What number of lines contain the word "value"? Reply with the number and nothing else.

## start Provided material

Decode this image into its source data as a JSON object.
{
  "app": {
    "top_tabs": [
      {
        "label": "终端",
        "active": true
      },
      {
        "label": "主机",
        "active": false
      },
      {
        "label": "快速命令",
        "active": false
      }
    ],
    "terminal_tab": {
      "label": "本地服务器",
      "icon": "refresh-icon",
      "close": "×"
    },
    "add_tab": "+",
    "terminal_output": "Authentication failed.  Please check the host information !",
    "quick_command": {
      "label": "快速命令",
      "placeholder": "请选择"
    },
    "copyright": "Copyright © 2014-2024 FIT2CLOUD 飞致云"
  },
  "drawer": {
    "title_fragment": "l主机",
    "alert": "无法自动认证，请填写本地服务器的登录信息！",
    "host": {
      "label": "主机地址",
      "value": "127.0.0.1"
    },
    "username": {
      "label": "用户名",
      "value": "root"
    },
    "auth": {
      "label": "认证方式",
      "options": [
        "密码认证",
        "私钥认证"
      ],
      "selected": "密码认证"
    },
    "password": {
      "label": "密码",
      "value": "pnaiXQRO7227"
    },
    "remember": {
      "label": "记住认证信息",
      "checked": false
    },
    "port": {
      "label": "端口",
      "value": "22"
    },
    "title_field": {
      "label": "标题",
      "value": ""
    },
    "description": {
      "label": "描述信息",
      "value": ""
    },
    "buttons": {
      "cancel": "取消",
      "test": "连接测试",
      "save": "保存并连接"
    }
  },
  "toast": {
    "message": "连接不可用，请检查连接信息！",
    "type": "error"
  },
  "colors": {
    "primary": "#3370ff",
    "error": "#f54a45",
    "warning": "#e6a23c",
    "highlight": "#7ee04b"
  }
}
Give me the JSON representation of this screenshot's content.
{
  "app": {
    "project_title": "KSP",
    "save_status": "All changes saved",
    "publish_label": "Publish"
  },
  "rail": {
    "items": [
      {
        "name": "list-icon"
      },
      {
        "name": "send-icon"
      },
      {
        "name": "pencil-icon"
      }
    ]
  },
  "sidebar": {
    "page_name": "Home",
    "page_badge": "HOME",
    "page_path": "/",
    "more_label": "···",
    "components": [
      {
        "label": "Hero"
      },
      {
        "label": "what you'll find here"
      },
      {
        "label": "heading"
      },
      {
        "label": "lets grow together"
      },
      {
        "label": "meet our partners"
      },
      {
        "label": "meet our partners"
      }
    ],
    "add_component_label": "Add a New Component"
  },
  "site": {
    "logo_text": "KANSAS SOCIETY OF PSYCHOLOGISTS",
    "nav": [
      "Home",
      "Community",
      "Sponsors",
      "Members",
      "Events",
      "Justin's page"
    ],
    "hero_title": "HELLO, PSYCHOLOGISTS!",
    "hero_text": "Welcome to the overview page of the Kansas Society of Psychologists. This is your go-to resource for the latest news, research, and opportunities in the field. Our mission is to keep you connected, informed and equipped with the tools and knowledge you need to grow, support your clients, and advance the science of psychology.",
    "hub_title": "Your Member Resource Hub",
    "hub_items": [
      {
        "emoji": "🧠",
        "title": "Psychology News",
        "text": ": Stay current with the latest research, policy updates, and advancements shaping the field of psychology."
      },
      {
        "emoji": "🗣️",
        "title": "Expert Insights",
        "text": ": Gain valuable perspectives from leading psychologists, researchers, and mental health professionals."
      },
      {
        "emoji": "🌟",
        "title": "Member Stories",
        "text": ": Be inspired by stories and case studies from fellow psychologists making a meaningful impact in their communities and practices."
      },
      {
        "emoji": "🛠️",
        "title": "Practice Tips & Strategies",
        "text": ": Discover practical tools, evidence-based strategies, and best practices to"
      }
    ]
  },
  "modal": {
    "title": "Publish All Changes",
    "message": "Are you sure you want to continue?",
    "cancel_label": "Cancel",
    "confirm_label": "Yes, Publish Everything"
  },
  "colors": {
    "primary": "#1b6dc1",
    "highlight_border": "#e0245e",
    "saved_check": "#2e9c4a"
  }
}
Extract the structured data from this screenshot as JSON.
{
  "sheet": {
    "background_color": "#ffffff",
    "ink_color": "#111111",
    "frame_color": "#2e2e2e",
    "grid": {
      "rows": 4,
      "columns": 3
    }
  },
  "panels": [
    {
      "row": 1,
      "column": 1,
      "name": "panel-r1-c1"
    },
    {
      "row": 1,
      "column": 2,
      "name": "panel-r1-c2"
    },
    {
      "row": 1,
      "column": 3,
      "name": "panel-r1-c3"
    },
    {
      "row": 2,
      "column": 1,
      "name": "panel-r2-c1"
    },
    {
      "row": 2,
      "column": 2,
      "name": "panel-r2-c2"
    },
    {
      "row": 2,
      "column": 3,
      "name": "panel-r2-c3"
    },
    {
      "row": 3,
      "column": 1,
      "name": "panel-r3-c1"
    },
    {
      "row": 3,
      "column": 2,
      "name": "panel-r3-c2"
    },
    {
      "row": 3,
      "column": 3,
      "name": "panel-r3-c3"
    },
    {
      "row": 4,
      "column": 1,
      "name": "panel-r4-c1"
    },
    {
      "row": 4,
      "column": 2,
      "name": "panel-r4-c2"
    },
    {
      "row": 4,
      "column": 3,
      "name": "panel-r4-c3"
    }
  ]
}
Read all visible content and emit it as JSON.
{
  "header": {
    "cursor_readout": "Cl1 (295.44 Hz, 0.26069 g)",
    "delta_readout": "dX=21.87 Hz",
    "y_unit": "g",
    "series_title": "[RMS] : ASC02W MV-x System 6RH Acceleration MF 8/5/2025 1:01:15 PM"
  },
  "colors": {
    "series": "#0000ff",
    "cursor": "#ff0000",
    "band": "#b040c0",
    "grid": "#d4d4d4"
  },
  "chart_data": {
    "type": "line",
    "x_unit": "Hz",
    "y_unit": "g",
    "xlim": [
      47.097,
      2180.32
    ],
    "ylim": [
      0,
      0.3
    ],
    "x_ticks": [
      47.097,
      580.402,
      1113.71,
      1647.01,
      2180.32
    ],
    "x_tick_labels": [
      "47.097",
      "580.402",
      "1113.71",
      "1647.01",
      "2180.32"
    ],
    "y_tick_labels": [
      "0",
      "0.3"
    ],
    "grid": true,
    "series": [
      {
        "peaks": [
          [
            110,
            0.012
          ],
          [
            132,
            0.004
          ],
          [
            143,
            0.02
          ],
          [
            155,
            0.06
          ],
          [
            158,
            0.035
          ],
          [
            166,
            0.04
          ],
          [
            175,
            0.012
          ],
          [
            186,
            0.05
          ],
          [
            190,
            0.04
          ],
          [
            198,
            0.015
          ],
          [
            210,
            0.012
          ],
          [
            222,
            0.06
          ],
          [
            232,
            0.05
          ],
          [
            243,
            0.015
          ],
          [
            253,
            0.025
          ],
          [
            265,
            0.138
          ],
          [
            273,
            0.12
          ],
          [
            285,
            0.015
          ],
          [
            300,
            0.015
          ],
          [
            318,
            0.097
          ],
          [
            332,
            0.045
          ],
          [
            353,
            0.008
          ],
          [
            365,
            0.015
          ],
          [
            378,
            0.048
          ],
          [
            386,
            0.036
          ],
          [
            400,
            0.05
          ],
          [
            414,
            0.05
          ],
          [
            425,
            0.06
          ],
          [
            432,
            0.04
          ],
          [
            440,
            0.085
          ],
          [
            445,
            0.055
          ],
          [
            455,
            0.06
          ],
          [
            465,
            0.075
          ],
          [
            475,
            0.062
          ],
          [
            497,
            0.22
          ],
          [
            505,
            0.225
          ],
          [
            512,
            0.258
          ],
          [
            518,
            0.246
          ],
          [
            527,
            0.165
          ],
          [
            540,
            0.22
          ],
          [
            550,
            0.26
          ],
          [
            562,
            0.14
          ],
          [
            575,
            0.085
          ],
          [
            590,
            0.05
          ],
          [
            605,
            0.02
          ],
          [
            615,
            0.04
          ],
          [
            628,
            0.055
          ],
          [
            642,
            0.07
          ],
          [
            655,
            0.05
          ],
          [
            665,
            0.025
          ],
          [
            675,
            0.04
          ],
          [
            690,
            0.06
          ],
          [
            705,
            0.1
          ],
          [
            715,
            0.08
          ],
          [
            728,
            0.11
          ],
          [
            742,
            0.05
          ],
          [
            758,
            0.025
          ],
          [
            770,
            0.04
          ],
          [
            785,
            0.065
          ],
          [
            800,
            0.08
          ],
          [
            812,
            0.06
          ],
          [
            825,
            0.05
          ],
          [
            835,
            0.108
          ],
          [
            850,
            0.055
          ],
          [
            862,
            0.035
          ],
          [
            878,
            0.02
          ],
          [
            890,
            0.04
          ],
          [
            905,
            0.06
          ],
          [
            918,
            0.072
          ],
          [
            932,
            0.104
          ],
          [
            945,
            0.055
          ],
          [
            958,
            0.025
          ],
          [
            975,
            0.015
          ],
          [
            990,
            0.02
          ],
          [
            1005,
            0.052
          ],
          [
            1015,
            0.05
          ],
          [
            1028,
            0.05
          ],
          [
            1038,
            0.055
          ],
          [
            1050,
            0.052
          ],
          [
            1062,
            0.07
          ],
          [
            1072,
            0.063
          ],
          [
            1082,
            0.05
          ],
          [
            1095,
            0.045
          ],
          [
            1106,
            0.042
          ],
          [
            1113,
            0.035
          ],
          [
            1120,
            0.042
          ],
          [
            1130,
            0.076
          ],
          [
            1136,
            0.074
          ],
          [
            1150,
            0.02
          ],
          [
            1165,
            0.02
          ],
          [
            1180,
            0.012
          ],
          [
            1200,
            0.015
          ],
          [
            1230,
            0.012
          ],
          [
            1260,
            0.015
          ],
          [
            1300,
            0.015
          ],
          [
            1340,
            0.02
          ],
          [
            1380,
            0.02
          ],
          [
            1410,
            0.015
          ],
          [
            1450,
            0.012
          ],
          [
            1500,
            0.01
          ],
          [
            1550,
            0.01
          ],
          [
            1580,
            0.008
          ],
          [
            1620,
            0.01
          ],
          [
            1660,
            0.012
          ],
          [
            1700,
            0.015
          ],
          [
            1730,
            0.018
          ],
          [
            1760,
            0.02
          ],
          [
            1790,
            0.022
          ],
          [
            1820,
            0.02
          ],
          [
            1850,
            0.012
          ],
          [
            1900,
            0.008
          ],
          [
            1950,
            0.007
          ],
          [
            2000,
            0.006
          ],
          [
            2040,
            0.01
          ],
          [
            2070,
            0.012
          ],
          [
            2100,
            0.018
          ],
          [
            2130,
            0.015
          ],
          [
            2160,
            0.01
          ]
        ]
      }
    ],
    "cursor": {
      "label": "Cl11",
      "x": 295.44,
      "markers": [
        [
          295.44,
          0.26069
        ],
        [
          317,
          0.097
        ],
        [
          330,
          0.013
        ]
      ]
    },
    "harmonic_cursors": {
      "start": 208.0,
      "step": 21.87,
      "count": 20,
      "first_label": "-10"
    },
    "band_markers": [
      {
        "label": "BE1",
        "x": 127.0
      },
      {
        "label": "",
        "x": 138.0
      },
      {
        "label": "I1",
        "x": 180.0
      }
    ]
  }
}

## end Provided material

**Task response:** 6